# Task statement
Return, word for word, the stretch from "FIG. 1 schematically shows a blade segment seen" through "in outline representation." in the refiner blade segment text below.
--- start Source extract ---
According to an embodiment, the width and/or depth of the blade groove included in the first refining surface portion is adapted to change in the run direction of the blade groove.
According to an embodiment, the width and/or depth of the first blade groove constituting the second refining surface portion is adapted to change in the run direction of the blade groove.
According to an embodiment, the first side edge and second side edge of the blade segment curve in the vicinity of the inner circumference to the pulp-carrying direction, i.e. to the pumping direction, and in the vicinity of the outer circumference to the pulp-holding direction, i.e. to the non-pumping direction.
According to an embodiment, in the area on the side of the outer circumference of the blade segment, the portion of the non-pumping curve is 0 to 50%, preferably approximately 20 to 40% and most preferably over approximately 30% of the radius of the blade segment.
According to an embodiment, the blade segment is a blade segment of a rotatable refining element.
BRIEF DESCRIPTION OF THE DRAWINGS
The invention is now described in greater detail in connection with some preferred embodiments by making reference to the accompanying drawings.
FIG. 1 schematically shows a blade segment seen in the direction of its refining surface.
FIG. 2 schematically shows a second blade segment seen in the direction of its refining surface.
FIG. 3 schematically shows a third blade segment seen in the direction of its refining surface.
FIG. 4 schematically shows a blade segment shown in FIGS. 1, 2 and 3 in outline representation.
For the sake of clarity, the figures show some embodiments of the invention in a simplified manner. In the figures, like reference numerals identify like elements.
DESCRIPTION OF THE PREFERRED EMBODIMENTS
FIG. 1 schematically shows a blade segment 1 of a disc refiner, i.e. a planar blade segment 1 seen in the direction of the refining surface 2 of the blade segment 1. The blade segment 1 shown in FIG. 1 is thus a planar blade segment that can be adapted to be a part of the stationary refining element of the disc refiner, i.e. a part of the stator, whereby the refining surface 2 of the blade segment 1 constitutes a portion of the refining surface of the stationary refining element, or it can be adapted to be a part of the rotating refining element of the disc refiner, i.e. a part of the rotor, whereby the refining surface 2 of the blade segment 1 constitutes a portion of the refining surface of the rotatable refining element. The blade segment 1 can have securing openings 13, through which securing bolts can be inserted in order to fasten the blade segment 1 to the refining element. The blade segment can also be secured to the refining element so that the securing points do not extend through the blade segment, but there is bolt securing only at the back part of the blade segment, whereby the refining surface of the blade segment, i.e. the blade surface, remains intact.
--- end Source extract ---
--- start Material shown ---
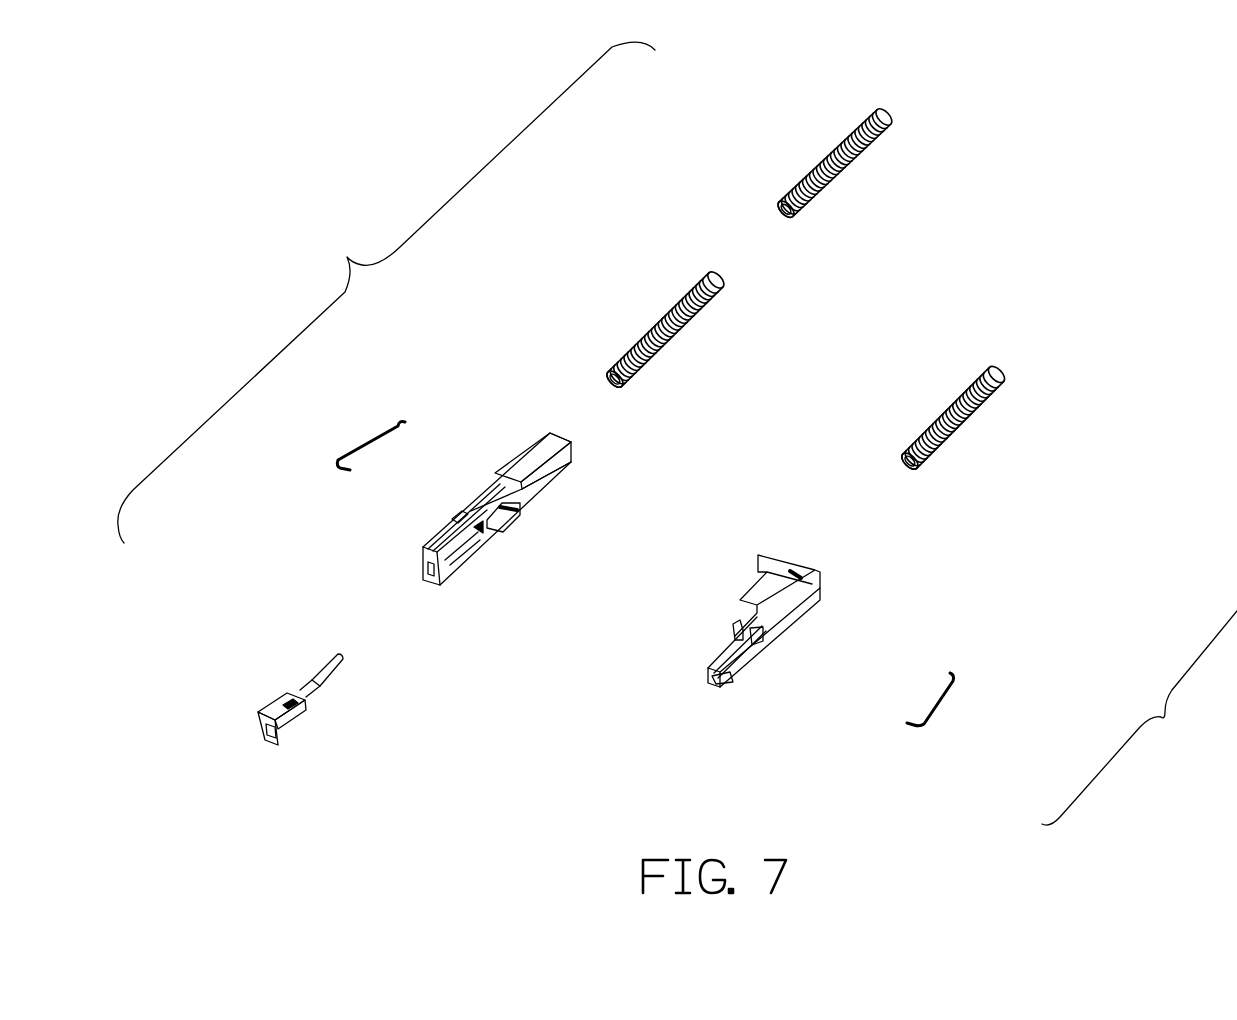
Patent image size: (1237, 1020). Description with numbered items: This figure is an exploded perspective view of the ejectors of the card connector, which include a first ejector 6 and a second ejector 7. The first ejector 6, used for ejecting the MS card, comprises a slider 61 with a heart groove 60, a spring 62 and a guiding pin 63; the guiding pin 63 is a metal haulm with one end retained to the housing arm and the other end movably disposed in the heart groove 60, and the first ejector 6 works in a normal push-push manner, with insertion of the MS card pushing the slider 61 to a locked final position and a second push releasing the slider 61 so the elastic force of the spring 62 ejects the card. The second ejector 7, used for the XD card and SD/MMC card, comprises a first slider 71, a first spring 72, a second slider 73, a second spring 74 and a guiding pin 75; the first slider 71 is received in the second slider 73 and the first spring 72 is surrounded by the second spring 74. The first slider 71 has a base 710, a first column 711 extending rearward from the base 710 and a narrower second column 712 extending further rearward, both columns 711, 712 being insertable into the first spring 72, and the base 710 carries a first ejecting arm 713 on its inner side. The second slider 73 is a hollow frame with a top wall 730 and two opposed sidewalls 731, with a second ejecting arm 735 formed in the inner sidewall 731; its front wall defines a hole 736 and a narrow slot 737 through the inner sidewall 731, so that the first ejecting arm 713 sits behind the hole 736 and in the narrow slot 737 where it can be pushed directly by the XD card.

The first ejector 6 is at (966, 635).
The second ejector 7 is at (386, 292).
The heart groove 60 is at (737, 675).
The slider 61 is at (778, 575).
The spring 62 is at (963, 418).
The guiding pin 63 is at (937, 712).
The first slider 71 is at (306, 719).
The first spring 72 is at (658, 330).
The second slider 73 is at (500, 503).
The second spring 74 is at (824, 165).
The guiding pin 75 is at (368, 438).
The base 710 is at (275, 705).
The first column 711 is at (317, 697).
The second column 712 is at (345, 665).
The first ejecting arm 713 is at (278, 745).
The top wall 730 is at (523, 470).
The sidewall 731 is at (552, 467).
The second ejecting arm 735 is at (512, 525).
The hole 736 is at (430, 575).
The narrow slot 737 is at (465, 550).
--- end Material shown ---
# Worked answer
FIG. 1 schematically shows a blade segment seen in the direction of its refining surface.
FIG. 2 schematically shows a second blade segment seen in the direction of its refining surface.
FIG. 3 schematically shows a third blade segment seen in the direction of its refining surface.
FIG. 4 schematically shows a blade segment shown in FIGS. 1, 2 and 3 in outline representation.